Stored data entries:
##########
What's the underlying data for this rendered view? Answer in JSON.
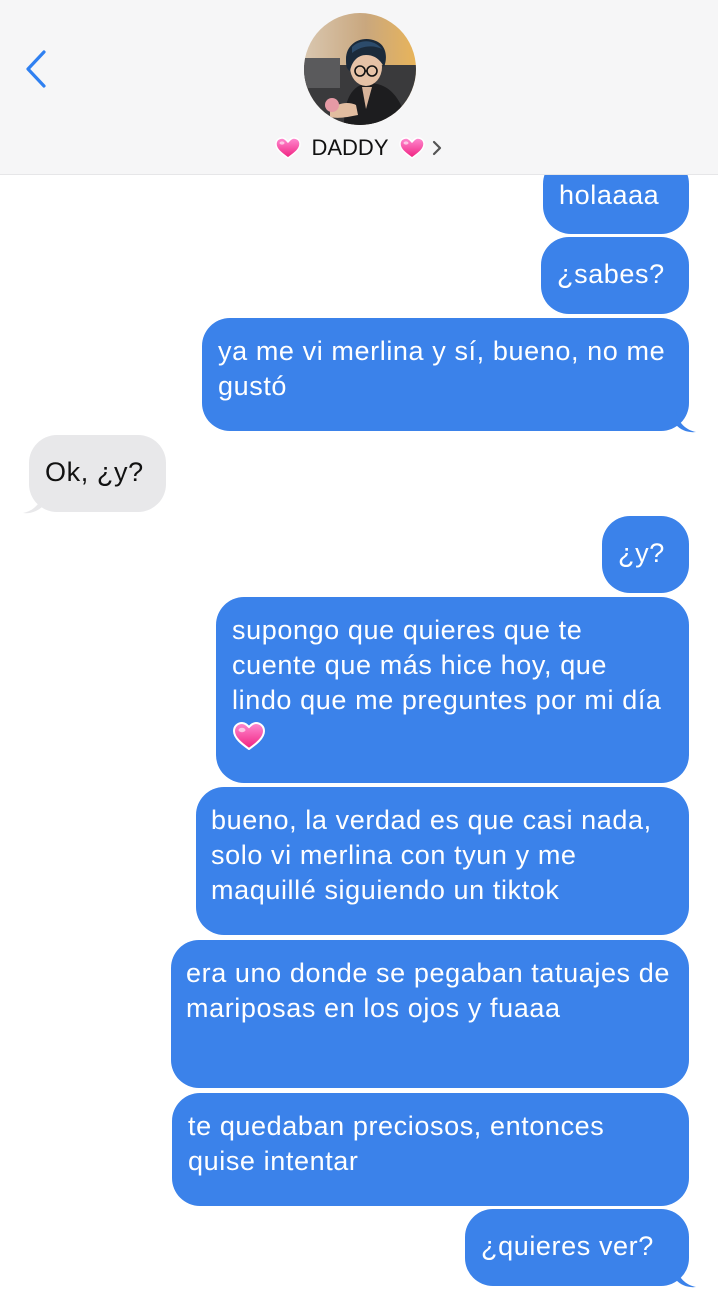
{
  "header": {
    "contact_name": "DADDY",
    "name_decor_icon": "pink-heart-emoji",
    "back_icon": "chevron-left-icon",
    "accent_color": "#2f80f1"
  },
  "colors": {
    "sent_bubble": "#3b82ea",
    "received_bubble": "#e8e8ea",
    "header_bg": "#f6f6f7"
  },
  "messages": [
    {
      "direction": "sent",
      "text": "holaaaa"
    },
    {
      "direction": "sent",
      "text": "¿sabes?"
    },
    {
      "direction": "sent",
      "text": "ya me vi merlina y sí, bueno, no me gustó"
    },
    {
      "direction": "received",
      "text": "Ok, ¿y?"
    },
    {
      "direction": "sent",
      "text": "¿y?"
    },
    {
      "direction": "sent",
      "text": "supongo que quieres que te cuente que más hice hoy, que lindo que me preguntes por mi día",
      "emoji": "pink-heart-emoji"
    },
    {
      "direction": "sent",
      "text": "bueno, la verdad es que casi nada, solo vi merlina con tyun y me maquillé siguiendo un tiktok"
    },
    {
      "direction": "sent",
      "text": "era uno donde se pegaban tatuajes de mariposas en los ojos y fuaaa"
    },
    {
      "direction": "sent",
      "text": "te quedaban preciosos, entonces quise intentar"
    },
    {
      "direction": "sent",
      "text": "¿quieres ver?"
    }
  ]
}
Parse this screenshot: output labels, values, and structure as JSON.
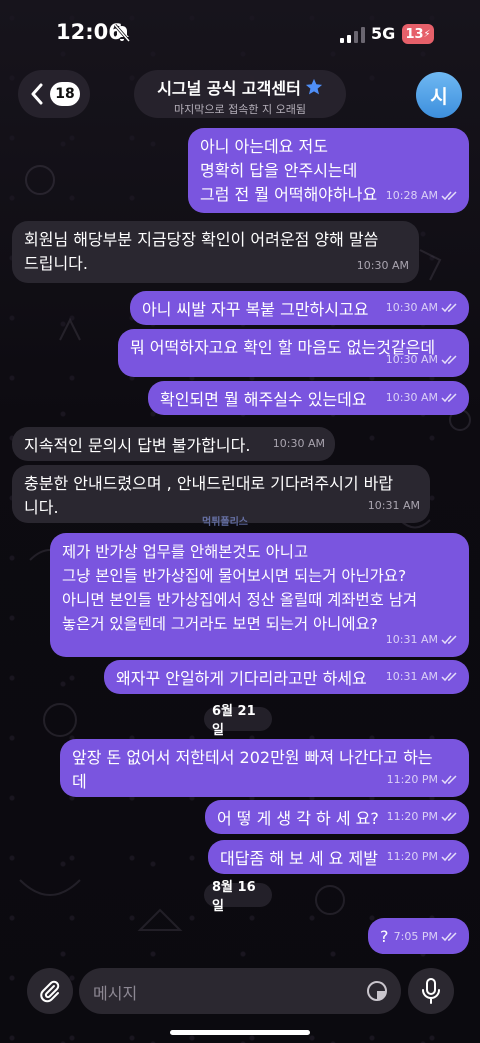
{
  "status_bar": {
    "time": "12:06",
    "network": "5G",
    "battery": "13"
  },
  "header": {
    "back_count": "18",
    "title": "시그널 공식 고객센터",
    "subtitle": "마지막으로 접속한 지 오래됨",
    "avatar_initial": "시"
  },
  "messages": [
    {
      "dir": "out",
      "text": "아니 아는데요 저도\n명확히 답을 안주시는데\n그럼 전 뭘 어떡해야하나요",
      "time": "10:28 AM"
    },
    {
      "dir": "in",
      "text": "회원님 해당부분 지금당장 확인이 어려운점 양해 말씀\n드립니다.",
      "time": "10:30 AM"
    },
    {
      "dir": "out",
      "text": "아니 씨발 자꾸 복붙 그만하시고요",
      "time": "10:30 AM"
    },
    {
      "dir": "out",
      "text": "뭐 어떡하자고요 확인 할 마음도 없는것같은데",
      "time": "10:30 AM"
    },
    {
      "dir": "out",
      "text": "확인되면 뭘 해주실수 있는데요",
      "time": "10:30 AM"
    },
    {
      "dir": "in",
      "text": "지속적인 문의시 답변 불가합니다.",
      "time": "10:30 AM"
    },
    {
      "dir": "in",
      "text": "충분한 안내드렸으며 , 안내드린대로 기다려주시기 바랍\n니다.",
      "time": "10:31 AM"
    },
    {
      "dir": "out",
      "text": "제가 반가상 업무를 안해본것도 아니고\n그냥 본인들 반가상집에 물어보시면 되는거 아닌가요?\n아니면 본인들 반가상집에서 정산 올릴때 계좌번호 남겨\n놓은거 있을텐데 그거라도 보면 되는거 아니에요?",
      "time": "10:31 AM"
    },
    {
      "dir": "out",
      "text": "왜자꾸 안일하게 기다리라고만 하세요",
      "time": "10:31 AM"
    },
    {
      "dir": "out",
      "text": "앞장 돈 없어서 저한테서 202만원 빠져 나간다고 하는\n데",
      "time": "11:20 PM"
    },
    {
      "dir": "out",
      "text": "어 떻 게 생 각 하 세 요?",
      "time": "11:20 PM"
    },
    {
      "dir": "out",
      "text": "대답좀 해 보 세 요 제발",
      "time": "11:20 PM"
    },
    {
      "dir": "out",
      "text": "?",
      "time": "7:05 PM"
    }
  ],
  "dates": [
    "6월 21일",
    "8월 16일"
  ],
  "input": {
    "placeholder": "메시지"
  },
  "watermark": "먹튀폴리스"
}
##########
## Directions
Drop the images and quote the entries word for word.

## Solved problem
What's the underlying data for this rendered view? Answer in JSON.
{
  "header": {
    "contact_name": "DADDY",
    "name_decor_icon": "pink-heart-emoji",
    "back_icon": "chevron-left-icon",
    "accent_color": "#2f80f1"
  },
  "colors": {
    "sent_bubble": "#3b82ea",
    "received_bubble": "#e8e8ea",
    "header_bg": "#f6f6f7"
  },
  "messages": [
    {
      "direction": "sent",
      "text": "holaaaa"
    },
    {
      "direction": "sent",
      "text": "¿sabes?"
    },
    {
      "direction": "sent",
      "text": "ya me vi merlina y sí, bueno, no me gustó"
    },
    {
      "direction": "received",
      "text": "Ok, ¿y?"
    },
    {
      "direction": "sent",
      "text": "¿y?"
    },
    {
      "direction": "sent",
      "text": "supongo que quieres que te cuente que más hice hoy, que lindo que me preguntes por mi día",
      "emoji": "pink-heart-emoji"
    },
    {
      "direction": "sent",
      "text": "bueno, la verdad es que casi nada, solo vi merlina con tyun y me maquillé siguiendo un tiktok"
    },
    {
      "direction": "sent",
      "text": "era uno donde se pegaban tatuajes de mariposas en los ojos y fuaaa"
    },
    {
      "direction": "sent",
      "text": "te quedaban preciosos, entonces quise intentar"
    },
    {
      "direction": "sent",
      "text": "¿quieres ver?"
    }
  ]
}
Parse this screenshot: output labels, values, and structure as JSON.
{
  "status_bar": {
    "time": "12:06",
    "network": "5G",
    "battery": "13"
  },
  "header": {
    "back_count": "18",
    "title": "시그널 공식 고객센터",
    "subtitle": "마지막으로 접속한 지 오래됨",
    "avatar_initial": "시"
  },
  "messages": [
    {
      "dir": "out",
      "text": "아니 아는데요 저도\n명확히 답을 안주시는데\n그럼 전 뭘 어떡해야하나요",
      "time": "10:28 AM"
    },
    {
      "dir": "in",
      "text": "회원님 해당부분 지금당장 확인이 어려운점 양해 말씀\n드립니다.",
      "time": "10:30 AM"
    },
    {
      "dir": "out",
      "text": "아니 씨발 자꾸 복붙 그만하시고요",
      "time": "10:30 AM"
    },
    {
      "dir": "out",
      "text": "뭐 어떡하자고요 확인 할 마음도 없는것같은데",
      "time": "10:30 AM"
    },
    {
      "dir": "out",
      "text": "확인되면 뭘 해주실수 있는데요",
      "time": "10:30 AM"
    },
    {
      "dir": "in",
      "text": "지속적인 문의시 답변 불가합니다.",
      "time": "10:30 AM"
    },
    {
      "dir": "in",
      "text": "충분한 안내드렸으며 , 안내드린대로 기다려주시기 바랍\n니다.",
      "time": "10:31 AM"
    },
    {
      "dir": "out",
      "text": "제가 반가상 업무를 안해본것도 아니고\n그냥 본인들 반가상집에 물어보시면 되는거 아닌가요?\n아니면 본인들 반가상집에서 정산 올릴때 계좌번호 남겨\n놓은거 있을텐데 그거라도 보면 되는거 아니에요?",
      "time": "10:31 AM"
    },
    {
      "dir": "out",
      "text": "왜자꾸 안일하게 기다리라고만 하세요",
      "time": "10:31 AM"
    },
    {
      "dir": "out",
      "text": "앞장 돈 없어서 저한테서 202만원 빠져 나간다고 하는\n데",
      "time": "11:20 PM"
    },
    {
      "dir": "out",
      "text": "어 떻 게 생 각 하 세 요?",
      "time": "11:20 PM"
    },
    {
      "dir": "out",
      "text": "대답좀 해 보 세 요 제발",
      "time": "11:20 PM"
    },
    {
      "dir": "out",
      "text": "?",
      "time": "7:05 PM"
    }
  ],
  "dates": [
    "6월 21일",
    "8월 16일"
  ],
  "input": {
    "placeholder": "메시지"
  },
  "watermark": "먹튀폴리스"
}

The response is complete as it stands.